* **Task prompt**
Repeat each record below exactly, dropping the pictures.

==*==

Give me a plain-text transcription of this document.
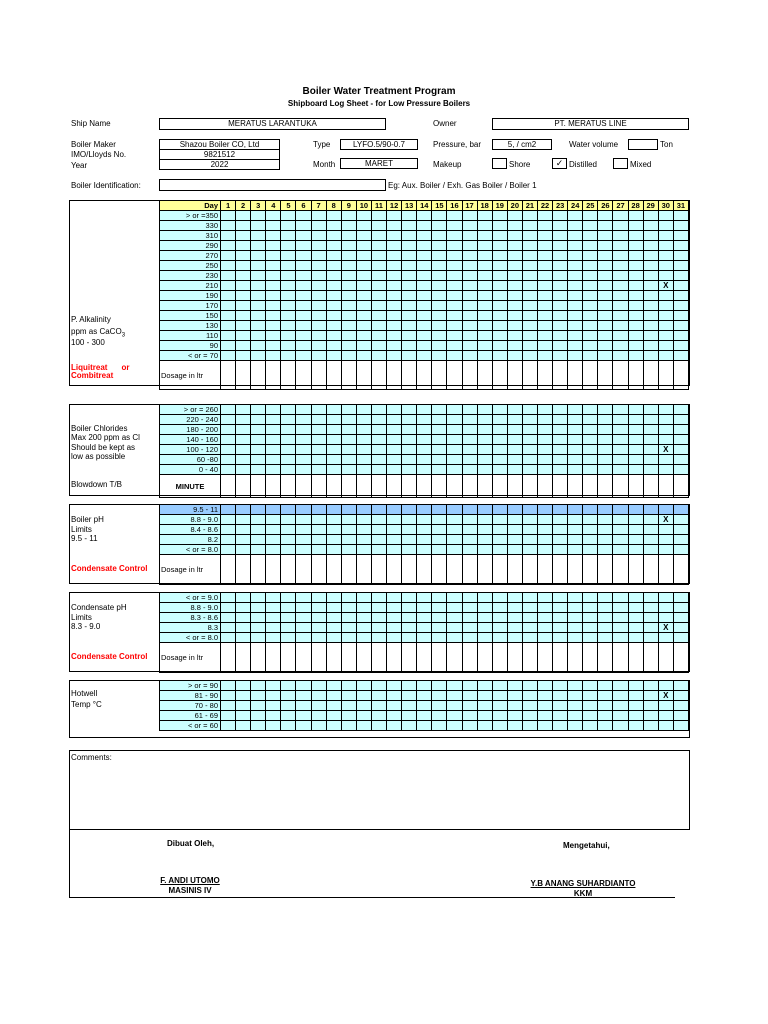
Boiler Water Treatment Program
Shipboard Log Sheet - for Low Pressure Boilers
Ship Name	MERATUS LARANTUKA	Owner	PT. MERATUS LINE
Boiler Maker	Shazou Boiler CO, Ltd
IMO/Lloyds No.	9821512
Year	2022
Type	LYFO.5/90-0.7
Month	MARET
Pressure, bar	5, / cm2	Water volume	Ton
Makeup	Shore	✓ Distilled	Mixed
Boiler Identification:	Eg: Aux. Boiler / Exh. Gas Boiler / Boiler 1
P. Alkalinity
ppm as CaCO$_3$
100 - 300
Liquitreat or
Combitreat
Boiler Chlorides
Max 200 ppm as Cl
Should be kept as
low as possible
Blowdown T/B
Boiler pH
Limits
9.5 - 11
Condensate Control
Condensate pH
Limits
8.3 - 9.0
Condensate Control
Hotwell
Temp °C
Day	1	2	3	4	5	6	7	8	9	10	11	12	13	14	15	16	17	18	19	20	21	22	23	24	25	26	27	28	29	30	31
> or =350																															
330																															
310																															
290																															
270																															
250																															
230																															
210																														X	
190																															
170																															
150																															
130																															
110																															
90																															
< or = 70																															
Dosage in ltr																															
> or = 260																															
220 - 240																															
180 - 200																															
140 - 160																															
100 - 120																														X	
60 -80																															
0 - 40																															
MINUTE																															
9.5 - 11																															
8.8 - 9.0																														X	
8.4 - 8.6																															
8.2																															
< or = 8.0																															
Dosage in ltr																															
< or = 9.0																															
8.8 - 9.0																															
8.3 - 8.6																															
8.3																														X	
< or = 8.0																															
Dosage in ltr																															
> or = 90																															
81 - 90																														X	
70 - 80																															
61 - 69																															
< or = 60																															
Comments:
Dibuat Oleh,	Mengetahui,
F. ANDI UTOMO
MASINIS IV
Y.B ANANG SUHARDIANTO
KKM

==*==

* **Correct result**
Give me a plain-text transcription of this document.
Boiler Water Treatment Program
Shipboard Log Sheet - for Low Pressure Boilers
Ship Name	MERATUS LARANTUKA	Owner	PT. MERATUS LINE
Boiler Maker	Shazou Boiler CO, Ltd
IMO/Lloyds No.	9821512
Year	2022
Type	LYFO.5/90-0.7
Month	MARET
Pressure, bar	5, / cm2	Water volume	Ton
Makeup	Shore	✓ Distilled	Mixed
Boiler Identification:	Eg: Aux. Boiler / Exh. Gas Boiler / Boiler 1
P. Alkalinity
ppm as CaCO$_3$
100 - 300
Liquitreat or
Combitreat
Boiler Chlorides
Max 200 ppm as Cl
Should be kept as
low as possible
Blowdown T/B
Boiler pH
Limits
9.5 - 11
Condensate Control
Condensate pH
Limits
8.3 - 9.0
Condensate Control
Hotwell
Temp °C
Day	1	2	3	4	5	6	7	8	9	10	11	12	13	14	15	16	17	18	19	20	21	22	23	24	25	26	27	28	29	30	31
> or =350																															
330																															
310																															
290																															
270																															
250																															
230																															
210																														X	
190																															
170																															
150																															
130																															
110																															
90																															
< or = 70																															
Dosage in ltr																															
> or = 260																															
220 - 240																															
180 - 200																															
140 - 160																															
100 - 120																														X	
60 -80																															
0 - 40																															
MINUTE																															
9.5 - 11																															
8.8 - 9.0																														X	
8.4 - 8.6																															
8.2																															
< or = 8.0																															
Dosage in ltr																															
< or = 9.0																															
8.8 - 9.0																															
8.3 - 8.6																															
8.3																														X	
< or = 8.0																															
Dosage in ltr																															
> or = 90																															
81 - 90																														X	
70 - 80																															
61 - 69																															
< or = 60																															
Comments:
Dibuat Oleh,	Mengetahui,
F. ANDI UTOMO
MASINIS IV
Y.B ANANG SUHARDIANTO
KKM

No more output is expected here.